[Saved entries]
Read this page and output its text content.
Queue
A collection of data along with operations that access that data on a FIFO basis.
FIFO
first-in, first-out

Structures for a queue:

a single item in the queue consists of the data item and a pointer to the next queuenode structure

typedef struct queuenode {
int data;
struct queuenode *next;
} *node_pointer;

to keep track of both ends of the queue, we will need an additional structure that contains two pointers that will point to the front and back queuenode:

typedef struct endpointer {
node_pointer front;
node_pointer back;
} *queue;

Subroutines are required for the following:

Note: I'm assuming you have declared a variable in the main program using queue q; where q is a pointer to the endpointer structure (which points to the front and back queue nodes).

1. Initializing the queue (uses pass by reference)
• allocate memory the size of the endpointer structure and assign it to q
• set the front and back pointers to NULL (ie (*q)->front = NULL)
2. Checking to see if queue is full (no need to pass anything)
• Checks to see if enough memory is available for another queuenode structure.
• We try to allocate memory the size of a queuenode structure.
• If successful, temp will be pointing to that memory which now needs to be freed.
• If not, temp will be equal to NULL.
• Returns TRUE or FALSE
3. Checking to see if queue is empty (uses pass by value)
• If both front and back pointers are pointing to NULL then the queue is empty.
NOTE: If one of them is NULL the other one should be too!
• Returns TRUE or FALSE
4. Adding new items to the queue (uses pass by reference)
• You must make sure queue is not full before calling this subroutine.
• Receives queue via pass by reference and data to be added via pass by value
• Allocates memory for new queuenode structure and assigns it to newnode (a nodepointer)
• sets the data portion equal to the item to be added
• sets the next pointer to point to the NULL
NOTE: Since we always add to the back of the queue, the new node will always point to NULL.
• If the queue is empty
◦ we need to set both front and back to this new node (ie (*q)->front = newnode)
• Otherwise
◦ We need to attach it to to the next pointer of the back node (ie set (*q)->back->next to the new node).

■ JOB
Copy all the lines, exactly.

■ PROBLEM SOLUTION
Read this page and output its text content.
Queue
A collection of data along with operations that access that data on a FIFO basis.
FIFO
first-in, first-out

Structures for a queue:

a single item in the queue consists of the data item and a pointer to the next queuenode structure

typedef struct queuenode {
int data;
struct queuenode *next;
} *node_pointer;

to keep track of both ends of the queue, we will need an additional structure that contains two pointers that will point to the front and back queuenode:

typedef struct endpointer {
node_pointer front;
node_pointer back;
} *queue;

Subroutines are required for the following:

Note: I'm assuming you have declared a variable in the main program using queue q; where q is a pointer to the endpointer structure (which points to the front and back queue nodes).

1. Initializing the queue (uses pass by reference)
• allocate memory the size of the endpointer structure and assign it to q
• set the front and back pointers to NULL (ie (*q)->front = NULL)
2. Checking to see if queue is full (no need to pass anything)
• Checks to see if enough memory is available for another queuenode structure.
• We try to allocate memory the size of a queuenode structure.
• If successful, temp will be pointing to that memory which now needs to be freed.
• If not, temp will be equal to NULL.
• Returns TRUE or FALSE
3. Checking to see if queue is empty (uses pass by value)
• If both front and back pointers are pointing to NULL then the queue is empty.
NOTE: If one of them is NULL the other one should be too!
• Returns TRUE or FALSE
4. Adding new items to the queue (uses pass by reference)
• You must make sure queue is not full before calling this subroutine.
• Receives queue via pass by reference and data to be added via pass by value
• Allocates memory for new queuenode structure and assigns it to newnode (a nodepointer)
• sets the data portion equal to the item to be added
• sets the next pointer to point to the NULL
NOTE: Since we always add to the back of the queue, the new node will always point to NULL.
• If the queue is empty
◦ we need to set both front and back to this new node (ie (*q)->front = newnode)
• Otherwise
◦ We need to attach it to to the next pointer of the back node (ie set (*q)->back->next to the new node).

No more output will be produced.